◆ SET PROBLEM ◆
Count the lines in the listing below that contain the string "habitants", treating uppercase and lowercase as different, and reply with the number alone.

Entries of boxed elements
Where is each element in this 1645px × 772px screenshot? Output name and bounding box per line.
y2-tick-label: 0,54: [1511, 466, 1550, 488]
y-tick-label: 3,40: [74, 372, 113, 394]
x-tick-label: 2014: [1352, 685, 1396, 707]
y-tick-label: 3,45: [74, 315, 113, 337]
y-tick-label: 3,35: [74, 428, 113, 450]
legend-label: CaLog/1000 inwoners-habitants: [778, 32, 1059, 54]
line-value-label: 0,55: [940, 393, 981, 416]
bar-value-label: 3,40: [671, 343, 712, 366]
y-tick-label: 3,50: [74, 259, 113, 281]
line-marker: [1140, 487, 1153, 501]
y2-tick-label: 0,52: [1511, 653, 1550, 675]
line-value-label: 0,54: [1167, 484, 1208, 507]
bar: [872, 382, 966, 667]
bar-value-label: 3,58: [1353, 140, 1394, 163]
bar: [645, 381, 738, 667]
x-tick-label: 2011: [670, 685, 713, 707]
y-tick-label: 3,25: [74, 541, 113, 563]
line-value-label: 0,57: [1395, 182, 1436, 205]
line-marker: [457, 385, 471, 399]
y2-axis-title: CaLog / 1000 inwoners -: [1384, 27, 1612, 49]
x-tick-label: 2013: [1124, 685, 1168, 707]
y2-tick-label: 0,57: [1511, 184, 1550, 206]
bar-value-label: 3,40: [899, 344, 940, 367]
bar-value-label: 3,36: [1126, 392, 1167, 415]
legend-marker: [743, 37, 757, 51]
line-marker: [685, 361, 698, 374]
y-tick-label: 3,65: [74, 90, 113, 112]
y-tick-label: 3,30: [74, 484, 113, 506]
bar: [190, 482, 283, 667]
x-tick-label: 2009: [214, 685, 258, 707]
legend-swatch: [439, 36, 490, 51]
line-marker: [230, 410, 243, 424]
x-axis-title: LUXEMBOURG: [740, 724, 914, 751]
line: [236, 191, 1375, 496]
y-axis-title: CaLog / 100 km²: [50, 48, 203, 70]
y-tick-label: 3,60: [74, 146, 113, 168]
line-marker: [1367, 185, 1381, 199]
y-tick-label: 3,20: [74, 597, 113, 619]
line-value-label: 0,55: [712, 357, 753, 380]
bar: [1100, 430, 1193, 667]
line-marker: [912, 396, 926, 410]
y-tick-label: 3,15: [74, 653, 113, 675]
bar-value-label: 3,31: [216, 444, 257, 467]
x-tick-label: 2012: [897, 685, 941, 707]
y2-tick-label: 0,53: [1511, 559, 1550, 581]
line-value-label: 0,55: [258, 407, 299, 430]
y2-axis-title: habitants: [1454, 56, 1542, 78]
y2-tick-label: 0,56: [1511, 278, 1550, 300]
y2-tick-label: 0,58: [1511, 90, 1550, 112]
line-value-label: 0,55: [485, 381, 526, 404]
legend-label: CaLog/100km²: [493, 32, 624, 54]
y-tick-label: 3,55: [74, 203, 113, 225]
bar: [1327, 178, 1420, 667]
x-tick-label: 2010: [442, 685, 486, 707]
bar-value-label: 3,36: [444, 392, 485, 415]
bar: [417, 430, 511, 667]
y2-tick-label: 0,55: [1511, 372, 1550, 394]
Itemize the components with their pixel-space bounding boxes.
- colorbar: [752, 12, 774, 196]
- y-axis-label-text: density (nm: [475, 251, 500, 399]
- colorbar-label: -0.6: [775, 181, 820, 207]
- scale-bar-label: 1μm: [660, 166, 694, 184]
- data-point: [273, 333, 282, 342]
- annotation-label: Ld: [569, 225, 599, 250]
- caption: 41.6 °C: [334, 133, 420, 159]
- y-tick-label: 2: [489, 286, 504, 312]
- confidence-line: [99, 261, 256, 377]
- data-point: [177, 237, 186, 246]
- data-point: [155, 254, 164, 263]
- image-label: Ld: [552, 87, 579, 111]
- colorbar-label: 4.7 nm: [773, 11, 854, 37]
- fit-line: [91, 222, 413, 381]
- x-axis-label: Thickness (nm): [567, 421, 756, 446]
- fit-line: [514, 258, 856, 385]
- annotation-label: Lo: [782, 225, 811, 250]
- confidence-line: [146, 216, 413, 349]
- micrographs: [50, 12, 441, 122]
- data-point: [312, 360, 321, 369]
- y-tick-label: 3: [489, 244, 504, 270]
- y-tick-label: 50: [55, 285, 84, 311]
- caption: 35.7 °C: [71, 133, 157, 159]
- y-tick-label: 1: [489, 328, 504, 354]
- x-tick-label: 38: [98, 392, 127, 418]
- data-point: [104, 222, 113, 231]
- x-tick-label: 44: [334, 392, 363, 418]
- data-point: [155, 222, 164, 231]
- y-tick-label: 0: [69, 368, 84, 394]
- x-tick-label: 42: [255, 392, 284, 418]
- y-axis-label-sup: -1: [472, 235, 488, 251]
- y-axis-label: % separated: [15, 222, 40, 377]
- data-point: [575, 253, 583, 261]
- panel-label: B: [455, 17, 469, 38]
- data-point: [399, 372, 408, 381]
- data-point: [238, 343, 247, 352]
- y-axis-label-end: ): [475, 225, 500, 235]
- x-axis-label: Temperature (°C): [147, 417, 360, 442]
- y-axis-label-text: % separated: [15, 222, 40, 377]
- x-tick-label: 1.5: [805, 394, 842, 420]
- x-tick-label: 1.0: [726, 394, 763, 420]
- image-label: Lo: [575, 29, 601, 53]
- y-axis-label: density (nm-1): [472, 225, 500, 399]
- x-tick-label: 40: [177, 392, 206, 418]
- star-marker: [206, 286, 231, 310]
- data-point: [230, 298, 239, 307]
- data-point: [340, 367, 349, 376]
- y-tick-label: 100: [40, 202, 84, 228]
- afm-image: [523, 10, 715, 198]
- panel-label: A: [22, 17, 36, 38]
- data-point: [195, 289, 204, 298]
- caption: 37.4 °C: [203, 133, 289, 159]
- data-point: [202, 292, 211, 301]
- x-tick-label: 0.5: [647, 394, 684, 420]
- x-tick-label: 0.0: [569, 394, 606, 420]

◆ OUTPUT ◆
2